Information shown
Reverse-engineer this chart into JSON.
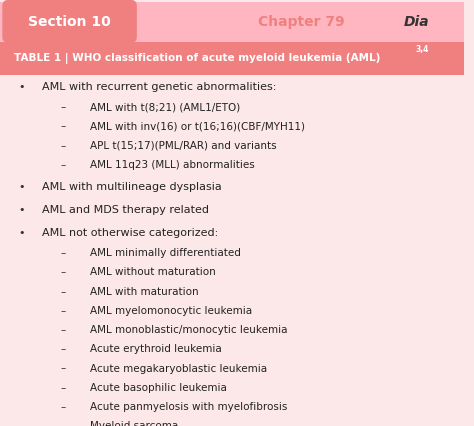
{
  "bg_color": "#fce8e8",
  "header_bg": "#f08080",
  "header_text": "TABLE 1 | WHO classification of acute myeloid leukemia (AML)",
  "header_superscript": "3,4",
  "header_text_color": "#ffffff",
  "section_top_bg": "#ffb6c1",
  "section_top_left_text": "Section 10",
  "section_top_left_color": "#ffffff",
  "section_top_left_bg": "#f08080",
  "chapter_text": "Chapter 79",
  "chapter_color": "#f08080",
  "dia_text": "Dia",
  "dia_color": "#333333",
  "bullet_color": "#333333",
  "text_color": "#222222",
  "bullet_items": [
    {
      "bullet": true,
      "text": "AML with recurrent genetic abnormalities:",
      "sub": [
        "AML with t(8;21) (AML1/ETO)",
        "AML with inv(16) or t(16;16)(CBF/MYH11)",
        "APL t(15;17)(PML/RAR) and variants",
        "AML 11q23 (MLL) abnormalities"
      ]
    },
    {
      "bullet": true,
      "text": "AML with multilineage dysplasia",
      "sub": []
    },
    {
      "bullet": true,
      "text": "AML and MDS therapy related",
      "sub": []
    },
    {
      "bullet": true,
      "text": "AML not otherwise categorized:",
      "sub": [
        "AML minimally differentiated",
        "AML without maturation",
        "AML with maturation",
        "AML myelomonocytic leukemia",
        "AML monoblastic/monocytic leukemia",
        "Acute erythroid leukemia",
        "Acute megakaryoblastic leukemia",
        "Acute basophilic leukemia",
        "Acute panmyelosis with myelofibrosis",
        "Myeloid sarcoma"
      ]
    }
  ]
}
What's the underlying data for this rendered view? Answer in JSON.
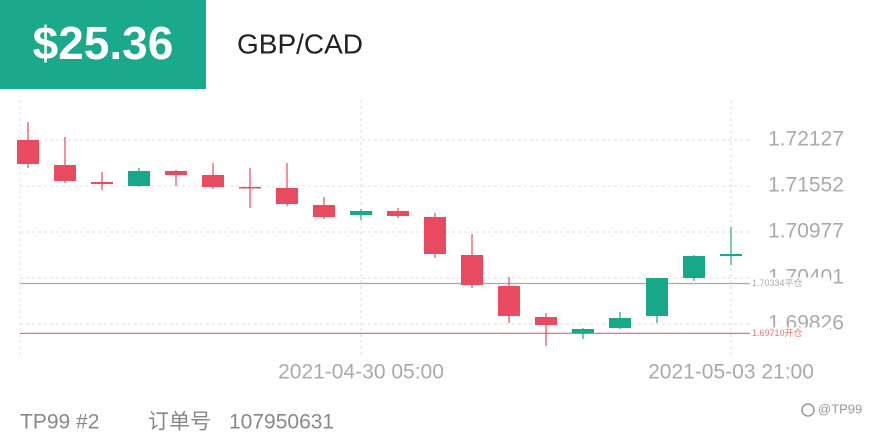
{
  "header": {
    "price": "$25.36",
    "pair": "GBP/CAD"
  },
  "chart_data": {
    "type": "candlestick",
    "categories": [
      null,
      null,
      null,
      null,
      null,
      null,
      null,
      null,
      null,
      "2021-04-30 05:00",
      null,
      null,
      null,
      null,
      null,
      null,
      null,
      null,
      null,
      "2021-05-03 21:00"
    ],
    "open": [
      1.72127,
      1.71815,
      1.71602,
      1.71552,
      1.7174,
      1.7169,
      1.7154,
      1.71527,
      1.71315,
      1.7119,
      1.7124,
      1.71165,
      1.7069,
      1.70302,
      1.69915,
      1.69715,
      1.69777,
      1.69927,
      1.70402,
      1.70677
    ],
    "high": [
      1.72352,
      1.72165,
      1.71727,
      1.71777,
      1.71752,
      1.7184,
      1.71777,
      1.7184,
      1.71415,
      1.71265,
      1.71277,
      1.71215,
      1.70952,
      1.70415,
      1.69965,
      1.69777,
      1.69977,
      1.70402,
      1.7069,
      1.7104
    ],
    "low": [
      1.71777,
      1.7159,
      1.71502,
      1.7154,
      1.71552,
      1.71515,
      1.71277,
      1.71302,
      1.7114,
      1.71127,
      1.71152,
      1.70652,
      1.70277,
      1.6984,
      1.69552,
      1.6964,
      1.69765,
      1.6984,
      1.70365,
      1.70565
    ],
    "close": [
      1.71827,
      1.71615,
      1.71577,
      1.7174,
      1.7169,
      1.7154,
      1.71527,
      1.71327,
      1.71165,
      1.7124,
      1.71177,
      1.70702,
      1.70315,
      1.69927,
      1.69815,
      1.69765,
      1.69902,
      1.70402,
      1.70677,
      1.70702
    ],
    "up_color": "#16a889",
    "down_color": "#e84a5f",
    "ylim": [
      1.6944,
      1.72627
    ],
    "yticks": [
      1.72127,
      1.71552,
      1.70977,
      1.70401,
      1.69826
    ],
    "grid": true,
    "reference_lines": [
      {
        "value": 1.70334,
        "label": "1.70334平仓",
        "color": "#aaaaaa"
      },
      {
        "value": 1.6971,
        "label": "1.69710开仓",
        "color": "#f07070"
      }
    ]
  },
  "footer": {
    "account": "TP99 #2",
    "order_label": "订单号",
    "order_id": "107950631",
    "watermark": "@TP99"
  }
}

Exercise prompt
Will you restate every entry word for word and omit the images?

Full response
Reverse-engineer this chart into JSON.
{
  "bg_color": "#fce8e8",
  "header_bg": "#f08080",
  "header_text": "TABLE 1 | WHO classification of acute myeloid leukemia (AML)",
  "header_superscript": "3,4",
  "header_text_color": "#ffffff",
  "section_top_bg": "#ffb6c1",
  "section_top_left_text": "Section 10",
  "section_top_left_color": "#ffffff",
  "section_top_left_bg": "#f08080",
  "chapter_text": "Chapter 79",
  "chapter_color": "#f08080",
  "dia_text": "Dia",
  "dia_color": "#333333",
  "bullet_color": "#333333",
  "text_color": "#222222",
  "bullet_items": [
    {
      "bullet": true,
      "text": "AML with recurrent genetic abnormalities:",
      "sub": [
        "AML with t(8;21) (AML1/ETO)",
        "AML with inv(16) or t(16;16)(CBF/MYH11)",
        "APL t(15;17)(PML/RAR) and variants",
        "AML 11q23 (MLL) abnormalities"
      ]
    },
    {
      "bullet": true,
      "text": "AML with multilineage dysplasia",
      "sub": []
    },
    {
      "bullet": true,
      "text": "AML and MDS therapy related",
      "sub": []
    },
    {
      "bullet": true,
      "text": "AML not otherwise categorized:",
      "sub": [
        "AML minimally differentiated",
        "AML without maturation",
        "AML with maturation",
        "AML myelomonocytic leukemia",
        "AML monoblastic/monocytic leukemia",
        "Acute erythroid leukemia",
        "Acute megakaryoblastic leukemia",
        "Acute basophilic leukemia",
        "Acute panmyelosis with myelofibrosis",
        "Myeloid sarcoma"
      ]
    }
  ]
}
What's the underlying data for this rendered view? Answer in JSON.
{
  "header": {
    "price": "$25.36",
    "pair": "GBP/CAD"
  },
  "chart_data": {
    "type": "candlestick",
    "categories": [
      null,
      null,
      null,
      null,
      null,
      null,
      null,
      null,
      null,
      "2021-04-30 05:00",
      null,
      null,
      null,
      null,
      null,
      null,
      null,
      null,
      null,
      "2021-05-03 21:00"
    ],
    "open": [
      1.72127,
      1.71815,
      1.71602,
      1.71552,
      1.7174,
      1.7169,
      1.7154,
      1.71527,
      1.71315,
      1.7119,
      1.7124,
      1.71165,
      1.7069,
      1.70302,
      1.69915,
      1.69715,
      1.69777,
      1.69927,
      1.70402,
      1.70677
    ],
    "high": [
      1.72352,
      1.72165,
      1.71727,
      1.71777,
      1.71752,
      1.7184,
      1.71777,
      1.7184,
      1.71415,
      1.71265,
      1.71277,
      1.71215,
      1.70952,
      1.70415,
      1.69965,
      1.69777,
      1.69977,
      1.70402,
      1.7069,
      1.7104
    ],
    "low": [
      1.71777,
      1.7159,
      1.71502,
      1.7154,
      1.71552,
      1.71515,
      1.71277,
      1.71302,
      1.7114,
      1.71127,
      1.71152,
      1.70652,
      1.70277,
      1.6984,
      1.69552,
      1.6964,
      1.69765,
      1.6984,
      1.70365,
      1.70565
    ],
    "close": [
      1.71827,
      1.71615,
      1.71577,
      1.7174,
      1.7169,
      1.7154,
      1.71527,
      1.71327,
      1.71165,
      1.7124,
      1.71177,
      1.70702,
      1.70315,
      1.69927,
      1.69815,
      1.69765,
      1.69902,
      1.70402,
      1.70677,
      1.70702
    ],
    "up_color": "#16a889",
    "down_color": "#e84a5f",
    "ylim": [
      1.6944,
      1.72627
    ],
    "yticks": [
      1.72127,
      1.71552,
      1.70977,
      1.70401,
      1.69826
    ],
    "grid": true,
    "reference_lines": [
      {
        "value": 1.70334,
        "label": "1.70334平仓",
        "color": "#aaaaaa"
      },
      {
        "value": 1.6971,
        "label": "1.69710开仓",
        "color": "#f07070"
      }
    ]
  },
  "footer": {
    "account": "TP99 #2",
    "order_label": "订单号",
    "order_id": "107950631",
    "watermark": "@TP99"
  }
}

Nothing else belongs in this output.